** START Available data **
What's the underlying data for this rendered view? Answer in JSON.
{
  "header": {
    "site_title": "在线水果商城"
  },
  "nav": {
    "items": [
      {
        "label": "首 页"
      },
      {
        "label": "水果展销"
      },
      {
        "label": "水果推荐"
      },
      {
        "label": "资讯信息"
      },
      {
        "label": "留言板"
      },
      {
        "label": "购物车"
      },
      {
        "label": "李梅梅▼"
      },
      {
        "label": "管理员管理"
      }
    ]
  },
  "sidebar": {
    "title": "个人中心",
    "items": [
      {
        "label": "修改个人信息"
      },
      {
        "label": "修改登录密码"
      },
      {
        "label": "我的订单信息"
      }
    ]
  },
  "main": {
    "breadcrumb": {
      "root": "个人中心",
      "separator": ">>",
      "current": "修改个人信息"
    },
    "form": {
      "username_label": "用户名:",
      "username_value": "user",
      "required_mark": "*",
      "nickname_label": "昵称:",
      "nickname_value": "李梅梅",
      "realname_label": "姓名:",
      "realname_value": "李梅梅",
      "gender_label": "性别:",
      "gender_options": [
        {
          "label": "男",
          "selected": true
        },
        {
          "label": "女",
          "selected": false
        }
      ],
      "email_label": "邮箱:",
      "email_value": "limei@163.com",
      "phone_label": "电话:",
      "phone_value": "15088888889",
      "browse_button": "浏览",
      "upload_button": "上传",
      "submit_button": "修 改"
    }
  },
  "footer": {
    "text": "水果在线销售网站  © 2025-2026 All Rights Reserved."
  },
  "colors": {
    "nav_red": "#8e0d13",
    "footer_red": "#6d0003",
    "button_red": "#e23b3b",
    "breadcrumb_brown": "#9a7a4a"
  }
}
** END Available data **
* [What the task asks] Repeat the data exactly. Leave nothing out.

* [Finished exercise]
What's the underlying data for this rendered view? Answer in JSON.
{
  "header": {
    "site_title": "在线水果商城"
  },
  "nav": {
    "items": [
      {
        "label": "首 页"
      },
      {
        "label": "水果展销"
      },
      {
        "label": "水果推荐"
      },
      {
        "label": "资讯信息"
      },
      {
        "label": "留言板"
      },
      {
        "label": "购物车"
      },
      {
        "label": "李梅梅▼"
      },
      {
        "label": "管理员管理"
      }
    ]
  },
  "sidebar": {
    "title": "个人中心",
    "items": [
      {
        "label": "修改个人信息"
      },
      {
        "label": "修改登录密码"
      },
      {
        "label": "我的订单信息"
      }
    ]
  },
  "main": {
    "breadcrumb": {
      "root": "个人中心",
      "separator": ">>",
      "current": "修改个人信息"
    },
    "form": {
      "username_label": "用户名:",
      "username_value": "user",
      "required_mark": "*",
      "nickname_label": "昵称:",
      "nickname_value": "李梅梅",
      "realname_label": "姓名:",
      "realname_value": "李梅梅",
      "gender_label": "性别:",
      "gender_options": [
        {
          "label": "男",
          "selected": true
        },
        {
          "label": "女",
          "selected": false
        }
      ],
      "email_label": "邮箱:",
      "email_value": "limei@163.com",
      "phone_label": "电话:",
      "phone_value": "15088888889",
      "browse_button": "浏览",
      "upload_button": "上传",
      "submit_button": "修 改"
    }
  },
  "footer": {
    "text": "水果在线销售网站  © 2025-2026 All Rights Reserved."
  },
  "colors": {
    "nav_red": "#8e0d13",
    "footer_red": "#6d0003",
    "button_red": "#e23b3b",
    "breadcrumb_brown": "#9a7a4a"
  }
}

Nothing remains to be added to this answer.